What the exercise asks — Search the records for the word "true" and pick out every line that has it.

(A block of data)
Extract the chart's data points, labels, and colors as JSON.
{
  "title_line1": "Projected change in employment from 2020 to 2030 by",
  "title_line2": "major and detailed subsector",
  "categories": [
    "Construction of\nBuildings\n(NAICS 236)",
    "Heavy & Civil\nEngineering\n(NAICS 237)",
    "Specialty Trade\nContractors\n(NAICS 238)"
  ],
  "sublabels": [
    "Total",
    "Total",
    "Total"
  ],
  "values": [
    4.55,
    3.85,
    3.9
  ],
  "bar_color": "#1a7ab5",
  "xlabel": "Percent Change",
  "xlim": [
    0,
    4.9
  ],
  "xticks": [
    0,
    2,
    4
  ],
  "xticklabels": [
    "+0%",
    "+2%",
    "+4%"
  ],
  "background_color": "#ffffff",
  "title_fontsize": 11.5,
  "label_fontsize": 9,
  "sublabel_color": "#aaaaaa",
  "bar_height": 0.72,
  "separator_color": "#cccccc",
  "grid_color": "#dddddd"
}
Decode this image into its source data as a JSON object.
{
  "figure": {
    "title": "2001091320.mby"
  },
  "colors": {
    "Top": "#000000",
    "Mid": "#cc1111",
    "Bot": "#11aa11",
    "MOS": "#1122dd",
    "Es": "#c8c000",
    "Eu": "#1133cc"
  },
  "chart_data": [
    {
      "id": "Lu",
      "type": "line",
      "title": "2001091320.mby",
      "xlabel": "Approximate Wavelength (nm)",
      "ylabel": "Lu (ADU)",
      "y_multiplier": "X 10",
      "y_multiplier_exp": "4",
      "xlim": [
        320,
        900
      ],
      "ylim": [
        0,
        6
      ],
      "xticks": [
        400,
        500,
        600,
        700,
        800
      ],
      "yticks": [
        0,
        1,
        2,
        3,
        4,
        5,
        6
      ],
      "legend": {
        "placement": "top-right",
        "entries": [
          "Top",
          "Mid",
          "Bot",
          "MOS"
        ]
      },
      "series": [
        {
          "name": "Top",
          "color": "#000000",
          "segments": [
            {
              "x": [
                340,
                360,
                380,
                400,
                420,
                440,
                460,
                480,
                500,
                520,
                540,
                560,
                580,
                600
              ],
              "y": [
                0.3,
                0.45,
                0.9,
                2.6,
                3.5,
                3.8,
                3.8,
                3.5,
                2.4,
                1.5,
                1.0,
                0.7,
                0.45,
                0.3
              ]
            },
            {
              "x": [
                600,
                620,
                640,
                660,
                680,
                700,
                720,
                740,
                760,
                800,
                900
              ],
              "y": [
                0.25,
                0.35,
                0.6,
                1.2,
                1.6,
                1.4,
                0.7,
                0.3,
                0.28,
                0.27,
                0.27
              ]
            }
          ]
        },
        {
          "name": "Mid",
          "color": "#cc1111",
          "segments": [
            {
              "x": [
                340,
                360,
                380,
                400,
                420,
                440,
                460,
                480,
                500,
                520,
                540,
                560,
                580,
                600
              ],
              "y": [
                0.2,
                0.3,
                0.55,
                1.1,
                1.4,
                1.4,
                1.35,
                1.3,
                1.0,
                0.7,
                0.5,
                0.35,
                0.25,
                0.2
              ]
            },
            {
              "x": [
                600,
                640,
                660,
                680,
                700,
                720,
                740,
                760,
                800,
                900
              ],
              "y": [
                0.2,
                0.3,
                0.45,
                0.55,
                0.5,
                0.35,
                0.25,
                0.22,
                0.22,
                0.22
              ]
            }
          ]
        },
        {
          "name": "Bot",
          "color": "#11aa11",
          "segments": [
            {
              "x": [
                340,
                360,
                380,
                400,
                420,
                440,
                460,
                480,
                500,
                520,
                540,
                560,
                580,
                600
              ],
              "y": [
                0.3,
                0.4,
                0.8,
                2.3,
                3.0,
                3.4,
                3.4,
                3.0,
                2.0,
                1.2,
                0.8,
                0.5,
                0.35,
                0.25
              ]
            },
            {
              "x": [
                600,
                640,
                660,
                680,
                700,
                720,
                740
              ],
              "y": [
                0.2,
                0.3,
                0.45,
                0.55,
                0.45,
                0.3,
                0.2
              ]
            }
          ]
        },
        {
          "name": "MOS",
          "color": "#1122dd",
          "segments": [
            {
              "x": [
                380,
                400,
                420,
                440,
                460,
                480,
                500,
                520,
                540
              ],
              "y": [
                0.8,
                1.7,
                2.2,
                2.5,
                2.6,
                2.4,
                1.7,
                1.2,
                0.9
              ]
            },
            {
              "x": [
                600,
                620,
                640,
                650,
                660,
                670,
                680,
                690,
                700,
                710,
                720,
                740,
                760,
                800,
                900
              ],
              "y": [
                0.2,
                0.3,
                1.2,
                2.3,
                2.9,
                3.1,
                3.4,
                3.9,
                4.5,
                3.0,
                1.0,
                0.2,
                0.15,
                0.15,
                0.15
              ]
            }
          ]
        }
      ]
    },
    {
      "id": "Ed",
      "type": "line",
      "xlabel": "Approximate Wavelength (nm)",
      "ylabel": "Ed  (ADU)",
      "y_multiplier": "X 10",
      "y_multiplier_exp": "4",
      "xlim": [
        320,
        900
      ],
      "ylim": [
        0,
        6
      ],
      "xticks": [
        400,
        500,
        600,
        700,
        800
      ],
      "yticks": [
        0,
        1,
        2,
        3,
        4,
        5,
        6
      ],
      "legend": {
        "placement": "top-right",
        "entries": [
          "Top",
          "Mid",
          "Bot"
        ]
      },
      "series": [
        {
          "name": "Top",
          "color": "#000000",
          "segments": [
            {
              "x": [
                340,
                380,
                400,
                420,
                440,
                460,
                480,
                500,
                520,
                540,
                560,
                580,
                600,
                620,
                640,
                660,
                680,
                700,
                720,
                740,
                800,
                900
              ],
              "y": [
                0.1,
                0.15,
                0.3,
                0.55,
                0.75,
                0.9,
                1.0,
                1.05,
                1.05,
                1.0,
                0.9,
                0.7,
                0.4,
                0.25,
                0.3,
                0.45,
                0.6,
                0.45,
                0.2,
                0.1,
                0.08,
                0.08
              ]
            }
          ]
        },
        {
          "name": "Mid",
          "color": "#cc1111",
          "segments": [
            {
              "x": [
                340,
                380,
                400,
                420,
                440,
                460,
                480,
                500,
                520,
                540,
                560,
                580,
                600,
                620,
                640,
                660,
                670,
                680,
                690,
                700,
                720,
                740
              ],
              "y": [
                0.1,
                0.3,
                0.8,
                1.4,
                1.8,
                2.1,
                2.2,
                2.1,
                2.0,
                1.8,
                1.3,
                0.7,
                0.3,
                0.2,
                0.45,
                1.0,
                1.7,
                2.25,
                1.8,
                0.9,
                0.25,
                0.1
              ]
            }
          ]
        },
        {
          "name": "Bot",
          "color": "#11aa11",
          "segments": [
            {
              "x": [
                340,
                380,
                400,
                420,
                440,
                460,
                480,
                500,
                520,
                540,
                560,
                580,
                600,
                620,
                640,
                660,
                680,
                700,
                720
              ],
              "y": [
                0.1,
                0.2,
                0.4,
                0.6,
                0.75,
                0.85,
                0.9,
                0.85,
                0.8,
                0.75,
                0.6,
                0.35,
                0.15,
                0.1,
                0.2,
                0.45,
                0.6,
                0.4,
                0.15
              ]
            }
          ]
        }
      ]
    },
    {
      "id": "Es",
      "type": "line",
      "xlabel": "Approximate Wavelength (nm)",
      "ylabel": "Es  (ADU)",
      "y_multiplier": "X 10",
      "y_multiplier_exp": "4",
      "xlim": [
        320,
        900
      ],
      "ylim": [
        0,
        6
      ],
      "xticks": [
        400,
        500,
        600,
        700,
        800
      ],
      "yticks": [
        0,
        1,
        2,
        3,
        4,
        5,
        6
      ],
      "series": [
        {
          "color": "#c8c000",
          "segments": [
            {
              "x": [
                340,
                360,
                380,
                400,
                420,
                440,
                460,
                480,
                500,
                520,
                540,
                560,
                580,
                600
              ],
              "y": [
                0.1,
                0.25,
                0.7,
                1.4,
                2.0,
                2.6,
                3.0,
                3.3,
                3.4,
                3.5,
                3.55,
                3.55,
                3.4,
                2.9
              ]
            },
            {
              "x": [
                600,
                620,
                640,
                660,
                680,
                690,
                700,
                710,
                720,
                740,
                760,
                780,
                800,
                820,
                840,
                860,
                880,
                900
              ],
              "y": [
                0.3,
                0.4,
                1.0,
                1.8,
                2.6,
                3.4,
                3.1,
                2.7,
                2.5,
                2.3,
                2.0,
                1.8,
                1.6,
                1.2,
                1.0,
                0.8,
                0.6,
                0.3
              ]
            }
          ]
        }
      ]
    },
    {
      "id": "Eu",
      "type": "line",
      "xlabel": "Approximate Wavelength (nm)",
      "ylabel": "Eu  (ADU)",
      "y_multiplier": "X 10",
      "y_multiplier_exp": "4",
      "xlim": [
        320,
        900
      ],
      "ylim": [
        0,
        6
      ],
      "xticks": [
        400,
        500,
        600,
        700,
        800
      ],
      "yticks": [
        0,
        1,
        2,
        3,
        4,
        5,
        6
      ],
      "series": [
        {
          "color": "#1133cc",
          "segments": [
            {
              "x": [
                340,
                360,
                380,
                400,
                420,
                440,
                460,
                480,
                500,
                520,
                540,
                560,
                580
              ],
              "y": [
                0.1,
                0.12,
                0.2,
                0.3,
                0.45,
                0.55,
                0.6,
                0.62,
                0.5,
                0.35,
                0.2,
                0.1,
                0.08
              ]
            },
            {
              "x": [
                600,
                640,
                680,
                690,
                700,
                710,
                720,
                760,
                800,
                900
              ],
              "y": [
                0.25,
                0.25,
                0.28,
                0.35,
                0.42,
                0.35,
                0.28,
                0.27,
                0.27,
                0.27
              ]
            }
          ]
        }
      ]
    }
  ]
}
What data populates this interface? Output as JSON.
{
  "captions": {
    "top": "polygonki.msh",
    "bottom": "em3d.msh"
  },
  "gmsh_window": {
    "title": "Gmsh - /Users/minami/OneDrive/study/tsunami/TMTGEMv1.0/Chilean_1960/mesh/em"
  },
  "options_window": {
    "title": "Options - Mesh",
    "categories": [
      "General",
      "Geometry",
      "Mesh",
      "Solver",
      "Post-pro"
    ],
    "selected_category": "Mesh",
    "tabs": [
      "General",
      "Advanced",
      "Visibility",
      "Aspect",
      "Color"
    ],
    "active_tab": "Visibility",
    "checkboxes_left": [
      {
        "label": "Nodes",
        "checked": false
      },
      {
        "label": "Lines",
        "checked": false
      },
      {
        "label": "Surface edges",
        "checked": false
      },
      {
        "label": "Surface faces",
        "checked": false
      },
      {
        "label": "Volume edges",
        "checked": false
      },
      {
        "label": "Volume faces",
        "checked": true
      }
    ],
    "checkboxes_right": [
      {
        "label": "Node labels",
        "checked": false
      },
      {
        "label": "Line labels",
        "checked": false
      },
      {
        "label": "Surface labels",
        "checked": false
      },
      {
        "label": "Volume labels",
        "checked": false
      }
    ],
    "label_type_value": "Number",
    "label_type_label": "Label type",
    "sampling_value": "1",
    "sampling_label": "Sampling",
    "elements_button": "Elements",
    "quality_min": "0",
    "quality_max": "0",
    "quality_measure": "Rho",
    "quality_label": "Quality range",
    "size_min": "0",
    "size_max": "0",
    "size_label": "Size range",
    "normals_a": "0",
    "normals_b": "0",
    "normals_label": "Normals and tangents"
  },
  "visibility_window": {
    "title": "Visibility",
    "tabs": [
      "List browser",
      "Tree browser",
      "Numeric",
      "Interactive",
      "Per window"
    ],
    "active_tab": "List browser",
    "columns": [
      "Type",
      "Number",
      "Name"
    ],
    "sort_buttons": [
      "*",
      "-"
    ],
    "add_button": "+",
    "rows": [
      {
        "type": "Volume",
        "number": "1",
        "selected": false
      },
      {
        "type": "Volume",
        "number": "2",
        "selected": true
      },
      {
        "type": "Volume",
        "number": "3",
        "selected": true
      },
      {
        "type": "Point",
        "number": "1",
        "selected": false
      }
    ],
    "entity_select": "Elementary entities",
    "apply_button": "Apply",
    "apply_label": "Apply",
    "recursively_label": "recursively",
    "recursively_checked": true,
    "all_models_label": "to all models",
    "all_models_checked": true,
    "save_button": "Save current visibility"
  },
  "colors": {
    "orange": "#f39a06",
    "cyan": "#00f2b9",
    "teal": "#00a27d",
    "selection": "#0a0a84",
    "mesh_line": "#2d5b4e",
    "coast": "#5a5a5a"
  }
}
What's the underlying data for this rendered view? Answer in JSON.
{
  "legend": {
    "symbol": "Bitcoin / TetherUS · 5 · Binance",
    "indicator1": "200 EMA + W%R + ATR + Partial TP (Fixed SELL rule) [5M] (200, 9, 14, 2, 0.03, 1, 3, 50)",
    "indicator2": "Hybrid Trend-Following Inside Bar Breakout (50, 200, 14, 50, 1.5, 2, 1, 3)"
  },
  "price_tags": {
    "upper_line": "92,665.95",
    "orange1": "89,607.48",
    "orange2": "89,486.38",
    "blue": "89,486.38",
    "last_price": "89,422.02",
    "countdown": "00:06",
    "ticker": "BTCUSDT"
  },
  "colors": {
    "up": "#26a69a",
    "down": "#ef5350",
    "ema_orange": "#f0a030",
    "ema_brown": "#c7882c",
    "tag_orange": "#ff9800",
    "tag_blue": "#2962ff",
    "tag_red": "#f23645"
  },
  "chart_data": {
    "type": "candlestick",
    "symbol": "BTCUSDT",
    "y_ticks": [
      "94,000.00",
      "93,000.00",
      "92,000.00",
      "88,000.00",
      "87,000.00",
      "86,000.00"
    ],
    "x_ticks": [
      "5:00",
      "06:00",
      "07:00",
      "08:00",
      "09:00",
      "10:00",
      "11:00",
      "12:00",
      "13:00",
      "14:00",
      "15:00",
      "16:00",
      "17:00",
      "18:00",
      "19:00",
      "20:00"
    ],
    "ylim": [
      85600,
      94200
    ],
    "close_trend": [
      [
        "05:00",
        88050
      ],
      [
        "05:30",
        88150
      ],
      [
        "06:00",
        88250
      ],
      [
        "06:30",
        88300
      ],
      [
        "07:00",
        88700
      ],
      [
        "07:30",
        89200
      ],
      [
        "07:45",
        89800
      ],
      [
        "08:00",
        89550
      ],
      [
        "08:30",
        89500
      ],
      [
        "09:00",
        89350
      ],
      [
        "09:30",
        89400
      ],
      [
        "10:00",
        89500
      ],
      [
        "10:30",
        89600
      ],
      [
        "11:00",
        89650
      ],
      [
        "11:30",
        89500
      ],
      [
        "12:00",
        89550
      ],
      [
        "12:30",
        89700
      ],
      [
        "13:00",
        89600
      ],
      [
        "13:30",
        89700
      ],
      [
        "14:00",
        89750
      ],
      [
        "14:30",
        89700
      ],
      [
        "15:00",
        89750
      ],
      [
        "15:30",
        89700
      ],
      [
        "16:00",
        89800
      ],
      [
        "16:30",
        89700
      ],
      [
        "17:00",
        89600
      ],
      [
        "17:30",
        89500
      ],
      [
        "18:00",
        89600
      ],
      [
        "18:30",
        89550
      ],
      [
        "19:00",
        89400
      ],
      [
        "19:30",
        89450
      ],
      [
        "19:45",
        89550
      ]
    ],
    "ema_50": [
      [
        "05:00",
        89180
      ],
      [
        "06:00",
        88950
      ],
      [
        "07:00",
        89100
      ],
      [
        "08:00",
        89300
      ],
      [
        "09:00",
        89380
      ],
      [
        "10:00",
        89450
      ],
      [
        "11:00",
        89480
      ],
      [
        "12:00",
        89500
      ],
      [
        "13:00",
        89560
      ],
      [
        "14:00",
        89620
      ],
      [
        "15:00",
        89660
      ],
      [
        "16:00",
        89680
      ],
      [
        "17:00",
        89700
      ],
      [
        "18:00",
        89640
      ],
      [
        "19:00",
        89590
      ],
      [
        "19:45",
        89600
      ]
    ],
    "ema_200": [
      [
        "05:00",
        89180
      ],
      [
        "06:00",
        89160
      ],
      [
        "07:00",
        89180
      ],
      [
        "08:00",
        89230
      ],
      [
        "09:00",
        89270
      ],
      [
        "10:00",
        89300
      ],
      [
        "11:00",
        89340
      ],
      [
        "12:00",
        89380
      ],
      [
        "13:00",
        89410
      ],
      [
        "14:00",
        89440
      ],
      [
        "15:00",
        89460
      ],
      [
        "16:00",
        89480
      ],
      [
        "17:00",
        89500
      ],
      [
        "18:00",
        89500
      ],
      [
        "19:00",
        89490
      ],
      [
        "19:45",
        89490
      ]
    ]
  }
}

Expected answer —
        "checked": true
        "selected": true
        "selected": true
    "recursively_checked": true,
    "all_models_checked": true,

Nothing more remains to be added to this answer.